--- start of Data rows ---

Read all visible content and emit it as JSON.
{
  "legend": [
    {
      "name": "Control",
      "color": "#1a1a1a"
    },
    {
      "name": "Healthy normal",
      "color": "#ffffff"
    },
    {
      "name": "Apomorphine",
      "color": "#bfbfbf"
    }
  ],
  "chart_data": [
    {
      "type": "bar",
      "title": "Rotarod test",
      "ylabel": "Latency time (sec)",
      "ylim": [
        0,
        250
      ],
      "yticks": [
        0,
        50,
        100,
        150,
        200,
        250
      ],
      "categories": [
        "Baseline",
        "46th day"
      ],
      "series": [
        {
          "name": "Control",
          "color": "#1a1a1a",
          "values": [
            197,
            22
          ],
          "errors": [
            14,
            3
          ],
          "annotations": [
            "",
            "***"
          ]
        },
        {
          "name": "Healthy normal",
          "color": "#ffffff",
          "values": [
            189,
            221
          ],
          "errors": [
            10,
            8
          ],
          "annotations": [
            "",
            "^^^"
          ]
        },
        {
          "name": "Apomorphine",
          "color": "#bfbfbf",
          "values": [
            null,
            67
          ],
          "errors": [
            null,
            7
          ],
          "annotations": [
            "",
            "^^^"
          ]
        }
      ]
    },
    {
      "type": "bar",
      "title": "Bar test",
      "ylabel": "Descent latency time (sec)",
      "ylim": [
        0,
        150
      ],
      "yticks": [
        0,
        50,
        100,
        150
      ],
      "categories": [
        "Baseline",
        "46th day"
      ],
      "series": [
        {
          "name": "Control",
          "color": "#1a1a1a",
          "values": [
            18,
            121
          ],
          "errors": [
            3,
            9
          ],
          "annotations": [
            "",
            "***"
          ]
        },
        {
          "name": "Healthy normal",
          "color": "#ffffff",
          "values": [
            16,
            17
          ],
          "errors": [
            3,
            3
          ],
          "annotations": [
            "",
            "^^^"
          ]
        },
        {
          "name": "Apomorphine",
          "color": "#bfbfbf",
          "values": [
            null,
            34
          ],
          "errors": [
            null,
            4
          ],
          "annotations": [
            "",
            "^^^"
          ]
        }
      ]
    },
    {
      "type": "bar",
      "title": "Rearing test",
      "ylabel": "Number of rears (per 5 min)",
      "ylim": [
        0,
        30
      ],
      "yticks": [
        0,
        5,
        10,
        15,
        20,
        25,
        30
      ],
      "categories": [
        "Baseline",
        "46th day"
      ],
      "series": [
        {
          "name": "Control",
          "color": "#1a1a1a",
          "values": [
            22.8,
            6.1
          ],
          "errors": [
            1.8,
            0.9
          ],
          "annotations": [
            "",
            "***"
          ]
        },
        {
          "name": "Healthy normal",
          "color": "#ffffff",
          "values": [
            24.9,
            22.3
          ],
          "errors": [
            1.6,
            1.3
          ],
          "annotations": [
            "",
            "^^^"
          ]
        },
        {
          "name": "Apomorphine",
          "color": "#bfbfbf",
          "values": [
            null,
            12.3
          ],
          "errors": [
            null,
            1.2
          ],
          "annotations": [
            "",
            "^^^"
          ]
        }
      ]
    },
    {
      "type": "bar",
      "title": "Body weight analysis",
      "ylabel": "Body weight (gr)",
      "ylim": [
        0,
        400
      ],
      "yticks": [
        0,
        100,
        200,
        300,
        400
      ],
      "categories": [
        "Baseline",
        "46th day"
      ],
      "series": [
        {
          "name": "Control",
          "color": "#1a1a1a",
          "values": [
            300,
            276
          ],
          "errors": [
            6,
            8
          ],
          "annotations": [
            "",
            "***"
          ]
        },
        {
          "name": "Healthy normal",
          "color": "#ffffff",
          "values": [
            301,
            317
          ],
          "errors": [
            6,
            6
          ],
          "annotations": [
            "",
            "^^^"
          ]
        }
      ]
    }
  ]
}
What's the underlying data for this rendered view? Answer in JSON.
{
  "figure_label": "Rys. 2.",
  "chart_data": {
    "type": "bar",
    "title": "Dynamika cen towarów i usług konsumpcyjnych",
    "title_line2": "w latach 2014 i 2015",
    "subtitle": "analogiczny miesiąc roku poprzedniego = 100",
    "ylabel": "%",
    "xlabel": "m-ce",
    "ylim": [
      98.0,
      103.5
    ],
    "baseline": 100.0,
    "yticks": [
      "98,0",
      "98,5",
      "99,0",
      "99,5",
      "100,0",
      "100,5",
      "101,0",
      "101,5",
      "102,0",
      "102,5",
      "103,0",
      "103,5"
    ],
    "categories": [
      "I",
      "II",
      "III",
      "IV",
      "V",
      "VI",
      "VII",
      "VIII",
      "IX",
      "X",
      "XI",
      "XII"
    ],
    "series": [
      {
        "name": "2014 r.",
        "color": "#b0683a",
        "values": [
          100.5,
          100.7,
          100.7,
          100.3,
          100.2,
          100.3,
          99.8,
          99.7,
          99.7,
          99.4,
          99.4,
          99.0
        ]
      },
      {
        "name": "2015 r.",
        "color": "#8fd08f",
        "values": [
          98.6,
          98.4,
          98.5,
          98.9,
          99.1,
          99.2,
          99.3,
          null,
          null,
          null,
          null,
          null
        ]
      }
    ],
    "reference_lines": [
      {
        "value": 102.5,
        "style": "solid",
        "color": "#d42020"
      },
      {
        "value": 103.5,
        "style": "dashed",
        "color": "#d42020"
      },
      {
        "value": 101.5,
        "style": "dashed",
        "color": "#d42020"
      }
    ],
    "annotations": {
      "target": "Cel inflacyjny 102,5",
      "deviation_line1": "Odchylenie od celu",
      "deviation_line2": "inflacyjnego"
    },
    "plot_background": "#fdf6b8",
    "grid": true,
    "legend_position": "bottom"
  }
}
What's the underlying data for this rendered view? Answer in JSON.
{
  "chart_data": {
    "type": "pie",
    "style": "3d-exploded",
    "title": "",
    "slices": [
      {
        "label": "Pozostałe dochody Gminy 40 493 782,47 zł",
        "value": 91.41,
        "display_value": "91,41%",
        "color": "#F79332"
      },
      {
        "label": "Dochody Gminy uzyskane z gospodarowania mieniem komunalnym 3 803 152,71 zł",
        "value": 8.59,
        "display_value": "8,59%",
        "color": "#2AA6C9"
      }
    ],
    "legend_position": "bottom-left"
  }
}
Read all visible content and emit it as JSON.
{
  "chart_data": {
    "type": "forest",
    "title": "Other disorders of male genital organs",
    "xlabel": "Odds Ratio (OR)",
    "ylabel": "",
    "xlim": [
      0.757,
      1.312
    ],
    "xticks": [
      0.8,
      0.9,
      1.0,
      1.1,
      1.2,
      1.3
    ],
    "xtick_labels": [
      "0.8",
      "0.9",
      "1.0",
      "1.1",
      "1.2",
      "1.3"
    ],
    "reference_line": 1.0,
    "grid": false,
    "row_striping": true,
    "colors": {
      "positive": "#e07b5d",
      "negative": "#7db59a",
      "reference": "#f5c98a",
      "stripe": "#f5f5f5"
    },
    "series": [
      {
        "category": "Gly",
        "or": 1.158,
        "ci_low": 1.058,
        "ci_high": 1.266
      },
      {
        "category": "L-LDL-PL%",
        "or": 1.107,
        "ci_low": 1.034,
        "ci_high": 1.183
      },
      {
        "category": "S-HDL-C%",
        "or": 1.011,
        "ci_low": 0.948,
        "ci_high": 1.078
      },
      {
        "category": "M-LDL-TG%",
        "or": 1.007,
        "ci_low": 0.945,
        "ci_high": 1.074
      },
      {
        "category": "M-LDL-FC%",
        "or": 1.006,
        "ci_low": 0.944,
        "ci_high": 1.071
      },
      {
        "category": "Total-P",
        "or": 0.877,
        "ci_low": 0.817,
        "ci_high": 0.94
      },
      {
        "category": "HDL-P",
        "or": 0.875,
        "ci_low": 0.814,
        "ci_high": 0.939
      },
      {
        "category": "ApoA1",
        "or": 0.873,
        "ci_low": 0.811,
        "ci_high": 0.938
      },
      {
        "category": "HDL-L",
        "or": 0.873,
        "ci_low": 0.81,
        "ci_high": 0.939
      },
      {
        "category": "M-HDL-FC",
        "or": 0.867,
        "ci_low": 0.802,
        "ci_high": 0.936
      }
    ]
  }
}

--- end of Data rows ---

Exercise brief:
List all lines above in which the string "bottom" appears.

Solution to this problem:
    "legend_position": "bottom"
    "legend_position": "bottom-left"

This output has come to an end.